Problem requirements: Will you write out all the entries below exactly?

Data for the task:
------------------------------------

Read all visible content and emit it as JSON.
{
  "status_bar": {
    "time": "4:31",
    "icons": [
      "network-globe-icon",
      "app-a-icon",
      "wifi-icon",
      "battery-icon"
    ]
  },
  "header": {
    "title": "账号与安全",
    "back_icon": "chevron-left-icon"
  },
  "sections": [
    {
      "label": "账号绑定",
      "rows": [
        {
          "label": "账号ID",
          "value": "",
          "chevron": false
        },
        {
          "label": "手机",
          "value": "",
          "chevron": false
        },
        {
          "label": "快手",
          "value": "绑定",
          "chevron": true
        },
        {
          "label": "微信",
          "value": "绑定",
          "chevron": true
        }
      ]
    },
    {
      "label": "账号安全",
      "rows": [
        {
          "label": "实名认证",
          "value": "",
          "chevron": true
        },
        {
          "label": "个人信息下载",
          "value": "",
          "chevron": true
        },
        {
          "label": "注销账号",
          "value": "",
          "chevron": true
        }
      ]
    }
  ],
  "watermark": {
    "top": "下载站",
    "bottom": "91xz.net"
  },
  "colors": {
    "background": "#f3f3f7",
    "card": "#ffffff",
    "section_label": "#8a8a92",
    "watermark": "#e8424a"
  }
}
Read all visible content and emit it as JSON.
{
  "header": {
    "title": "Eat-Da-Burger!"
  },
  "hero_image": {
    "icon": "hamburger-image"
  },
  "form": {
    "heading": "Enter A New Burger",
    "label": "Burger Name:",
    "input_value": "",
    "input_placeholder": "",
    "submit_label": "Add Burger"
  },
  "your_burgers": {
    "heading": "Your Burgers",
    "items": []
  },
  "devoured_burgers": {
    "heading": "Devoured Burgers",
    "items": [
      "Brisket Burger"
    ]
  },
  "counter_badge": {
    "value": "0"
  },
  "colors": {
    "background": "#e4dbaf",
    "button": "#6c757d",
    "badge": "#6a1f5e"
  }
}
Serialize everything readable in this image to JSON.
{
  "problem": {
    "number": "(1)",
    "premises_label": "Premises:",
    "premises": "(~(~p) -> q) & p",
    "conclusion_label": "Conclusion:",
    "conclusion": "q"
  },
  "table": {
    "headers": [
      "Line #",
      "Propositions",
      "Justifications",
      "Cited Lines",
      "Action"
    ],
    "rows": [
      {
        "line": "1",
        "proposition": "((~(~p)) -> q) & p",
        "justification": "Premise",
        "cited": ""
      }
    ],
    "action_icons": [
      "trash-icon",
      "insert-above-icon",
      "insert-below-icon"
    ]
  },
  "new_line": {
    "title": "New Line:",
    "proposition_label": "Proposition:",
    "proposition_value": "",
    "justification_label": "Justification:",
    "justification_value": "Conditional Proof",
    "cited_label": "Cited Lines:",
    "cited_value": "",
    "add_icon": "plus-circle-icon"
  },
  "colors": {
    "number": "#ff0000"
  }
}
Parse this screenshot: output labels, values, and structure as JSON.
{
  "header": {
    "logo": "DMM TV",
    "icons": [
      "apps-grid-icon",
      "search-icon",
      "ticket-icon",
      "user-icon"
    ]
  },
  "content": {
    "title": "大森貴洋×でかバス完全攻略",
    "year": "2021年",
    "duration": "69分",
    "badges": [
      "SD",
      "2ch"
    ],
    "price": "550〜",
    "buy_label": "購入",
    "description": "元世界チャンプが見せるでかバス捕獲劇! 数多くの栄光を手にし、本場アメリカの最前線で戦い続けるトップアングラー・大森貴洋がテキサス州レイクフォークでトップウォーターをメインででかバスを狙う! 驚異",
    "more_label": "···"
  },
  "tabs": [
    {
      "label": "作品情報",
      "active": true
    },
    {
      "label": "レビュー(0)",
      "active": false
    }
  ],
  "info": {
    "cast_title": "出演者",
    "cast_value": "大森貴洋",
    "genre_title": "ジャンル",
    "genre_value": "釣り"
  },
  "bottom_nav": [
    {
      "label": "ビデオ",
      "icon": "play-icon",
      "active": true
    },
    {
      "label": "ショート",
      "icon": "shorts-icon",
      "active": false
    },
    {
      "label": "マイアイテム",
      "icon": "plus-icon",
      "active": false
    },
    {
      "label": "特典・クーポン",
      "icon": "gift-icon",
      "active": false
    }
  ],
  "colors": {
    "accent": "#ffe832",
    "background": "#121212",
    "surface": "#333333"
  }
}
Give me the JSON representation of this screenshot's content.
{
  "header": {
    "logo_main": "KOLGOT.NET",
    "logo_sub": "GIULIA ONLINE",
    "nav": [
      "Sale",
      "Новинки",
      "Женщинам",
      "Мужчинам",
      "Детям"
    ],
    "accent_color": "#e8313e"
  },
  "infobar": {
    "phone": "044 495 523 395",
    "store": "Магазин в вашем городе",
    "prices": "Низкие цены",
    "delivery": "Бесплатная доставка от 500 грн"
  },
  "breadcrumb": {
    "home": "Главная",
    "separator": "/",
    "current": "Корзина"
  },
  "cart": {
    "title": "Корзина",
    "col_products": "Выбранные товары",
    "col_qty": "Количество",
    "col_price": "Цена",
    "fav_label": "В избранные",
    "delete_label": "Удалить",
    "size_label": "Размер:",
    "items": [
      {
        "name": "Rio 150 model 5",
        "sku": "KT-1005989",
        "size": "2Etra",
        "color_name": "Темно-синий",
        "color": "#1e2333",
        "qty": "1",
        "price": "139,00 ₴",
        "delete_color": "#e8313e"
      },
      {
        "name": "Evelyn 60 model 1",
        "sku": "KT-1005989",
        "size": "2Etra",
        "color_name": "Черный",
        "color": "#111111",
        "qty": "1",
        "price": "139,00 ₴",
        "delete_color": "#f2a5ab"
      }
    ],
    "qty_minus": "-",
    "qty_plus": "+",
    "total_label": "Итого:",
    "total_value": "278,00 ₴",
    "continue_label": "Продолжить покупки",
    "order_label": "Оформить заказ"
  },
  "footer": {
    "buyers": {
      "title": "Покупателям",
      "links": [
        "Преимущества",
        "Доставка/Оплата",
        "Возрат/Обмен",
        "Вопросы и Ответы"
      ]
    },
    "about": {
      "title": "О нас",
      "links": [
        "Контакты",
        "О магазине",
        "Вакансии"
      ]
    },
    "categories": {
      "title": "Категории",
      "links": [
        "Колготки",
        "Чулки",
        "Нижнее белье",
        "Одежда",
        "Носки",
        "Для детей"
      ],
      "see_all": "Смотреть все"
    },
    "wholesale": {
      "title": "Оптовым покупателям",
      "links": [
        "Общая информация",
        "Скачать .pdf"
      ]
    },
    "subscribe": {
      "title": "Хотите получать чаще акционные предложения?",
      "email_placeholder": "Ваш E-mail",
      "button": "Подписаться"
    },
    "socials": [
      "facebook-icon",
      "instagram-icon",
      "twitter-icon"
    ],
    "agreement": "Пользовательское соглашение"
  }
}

------------------------------------

The reply:
Read all visible content and emit it as JSON.
{
  "status_bar": {
    "time": "4:31",
    "icons": [
      "network-globe-icon",
      "app-a-icon",
      "wifi-icon",
      "battery-icon"
    ]
  },
  "header": {
    "title": "账号与安全",
    "back_icon": "chevron-left-icon"
  },
  "sections": [
    {
      "label": "账号绑定",
      "rows": [
        {
          "label": "账号ID",
          "value": "",
          "chevron": false
        },
        {
          "label": "手机",
          "value": "",
          "chevron": false
        },
        {
          "label": "快手",
          "value": "绑定",
          "chevron": true
        },
        {
          "label": "微信",
          "value": "绑定",
          "chevron": true
        }
      ]
    },
    {
      "label": "账号安全",
      "rows": [
        {
          "label": "实名认证",
          "value": "",
          "chevron": true
        },
        {
          "label": "个人信息下载",
          "value": "",
          "chevron": true
        },
        {
          "label": "注销账号",
          "value": "",
          "chevron": true
        }
      ]
    }
  ],
  "watermark": {
    "top": "下载站",
    "bottom": "91xz.net"
  },
  "colors": {
    "background": "#f3f3f7",
    "card": "#ffffff",
    "section_label": "#8a8a92",
    "watermark": "#e8424a"
  }
}
Read all visible content and emit it as JSON.
{
  "header": {
    "title": "Eat-Da-Burger!"
  },
  "hero_image": {
    "icon": "hamburger-image"
  },
  "form": {
    "heading": "Enter A New Burger",
    "label": "Burger Name:",
    "input_value": "",
    "input_placeholder": "",
    "submit_label": "Add Burger"
  },
  "your_burgers": {
    "heading": "Your Burgers",
    "items": []
  },
  "devoured_burgers": {
    "heading": "Devoured Burgers",
    "items": [
      "Brisket Burger"
    ]
  },
  "counter_badge": {
    "value": "0"
  },
  "colors": {
    "background": "#e4dbaf",
    "button": "#6c757d",
    "badge": "#6a1f5e"
  }
}
Serialize everything readable in this image to JSON.
{
  "problem": {
    "number": "(1)",
    "premises_label": "Premises:",
    "premises": "(~(~p) -> q) & p",
    "conclusion_label": "Conclusion:",
    "conclusion": "q"
  },
  "table": {
    "headers": [
      "Line #",
      "Propositions",
      "Justifications",
      "Cited Lines",
      "Action"
    ],
    "rows": [
      {
        "line": "1",
        "proposition": "((~(~p)) -> q) & p",
        "justification": "Premise",
        "cited": ""
      }
    ],
    "action_icons": [
      "trash-icon",
      "insert-above-icon",
      "insert-below-icon"
    ]
  },
  "new_line": {
    "title": "New Line:",
    "proposition_label": "Proposition:",
    "proposition_value": "",
    "justification_label": "Justification:",
    "justification_value": "Conditional Proof",
    "cited_label": "Cited Lines:",
    "cited_value": "",
    "add_icon": "plus-circle-icon"
  },
  "colors": {
    "number": "#ff0000"
  }
}
Parse this screenshot: output labels, values, and structure as JSON.
{
  "header": {
    "logo": "DMM TV",
    "icons": [
      "apps-grid-icon",
      "search-icon",
      "ticket-icon",
      "user-icon"
    ]
  },
  "content": {
    "title": "大森貴洋×でかバス完全攻略",
    "year": "2021年",
    "duration": "69分",
    "badges": [
      "SD",
      "2ch"
    ],
    "price": "550〜",
    "buy_label": "購入",
    "description": "元世界チャンプが見せるでかバス捕獲劇! 数多くの栄光を手にし、本場アメリカの最前線で戦い続けるトップアングラー・大森貴洋がテキサス州レイクフォークでトップウォーターをメインででかバスを狙う! 驚異",
    "more_label": "···"
  },
  "tabs": [
    {
      "label": "作品情報",
      "active": true
    },
    {
      "label": "レビュー(0)",
      "active": false
    }
  ],
  "info": {
    "cast_title": "出演者",
    "cast_value": "大森貴洋",
    "genre_title": "ジャンル",
    "genre_value": "釣り"
  },
  "bottom_nav": [
    {
      "label": "ビデオ",
      "icon": "play-icon",
      "active": true
    },
    {
      "label": "ショート",
      "icon": "shorts-icon",
      "active": false
    },
    {
      "label": "マイアイテム",
      "icon": "plus-icon",
      "active": false
    },
    {
      "label": "特典・クーポン",
      "icon": "gift-icon",
      "active": false
    }
  ],
  "colors": {
    "accent": "#ffe832",
    "background": "#121212",
    "surface": "#333333"
  }
}
Give me the JSON representation of this screenshot's content.
{
  "header": {
    "logo_main": "KOLGOT.NET",
    "logo_sub": "GIULIA ONLINE",
    "nav": [
      "Sale",
      "Новинки",
      "Женщинам",
      "Мужчинам",
      "Детям"
    ],
    "accent_color": "#e8313e"
  },
  "infobar": {
    "phone": "044 495 523 395",
    "store": "Магазин в вашем городе",
    "prices": "Низкие цены",
    "delivery": "Бесплатная доставка от 500 грн"
  },
  "breadcrumb": {
    "home": "Главная",
    "separator": "/",
    "current": "Корзина"
  },
  "cart": {
    "title": "Корзина",
    "col_products": "Выбранные товары",
    "col_qty": "Количество",
    "col_price": "Цена",
    "fav_label": "В избранные",
    "delete_label": "Удалить",
    "size_label": "Размер:",
    "items": [
      {
        "name": "Rio 150 model 5",
        "sku": "KT-1005989",
        "size": "2Etra",
        "color_name": "Темно-синий",
        "color": "#1e2333",
        "qty": "1",
        "price": "139,00 ₴",
        "delete_color": "#e8313e"
      },
      {
        "name": "Evelyn 60 model 1",
        "sku": "KT-1005989",
        "size": "2Etra",
        "color_name": "Черный",
        "color": "#111111",
        "qty": "1",
        "price": "139,00 ₴",
        "delete_color": "#f2a5ab"
      }
    ],
    "qty_minus": "-",
    "qty_plus": "+",
    "total_label": "Итого:",
    "total_value": "278,00 ₴",
    "continue_label": "Продолжить покупки",
    "order_label": "Оформить заказ"
  },
  "footer": {
    "buyers": {
      "title": "Покупателям",
      "links": [
        "Преимущества",
        "Доставка/Оплата",
        "Возрат/Обмен",
        "Вопросы и Ответы"
      ]
    },
    "about": {
      "title": "О нас",
      "links": [
        "Контакты",
        "О магазине",
        "Вакансии"
      ]
    },
    "categories": {
      "title": "Категории",
      "links": [
        "Колготки",
        "Чулки",
        "Нижнее белье",
        "Одежда",
        "Носки",
        "Для детей"
      ],
      "see_all": "Смотреть все"
    },
    "wholesale": {
      "title": "Оптовым покупателям",
      "links": [
        "Общая информация",
        "Скачать .pdf"
      ]
    },
    "subscribe": {
      "title": "Хотите получать чаще акционные предложения?",
      "email_placeholder": "Ваш E-mail",
      "button": "Подписаться"
    },
    "socials": [
      "facebook-icon",
      "instagram-icon",
      "twitter-icon"
    ],
    "agreement": "Пользовательское соглашение"
  }
}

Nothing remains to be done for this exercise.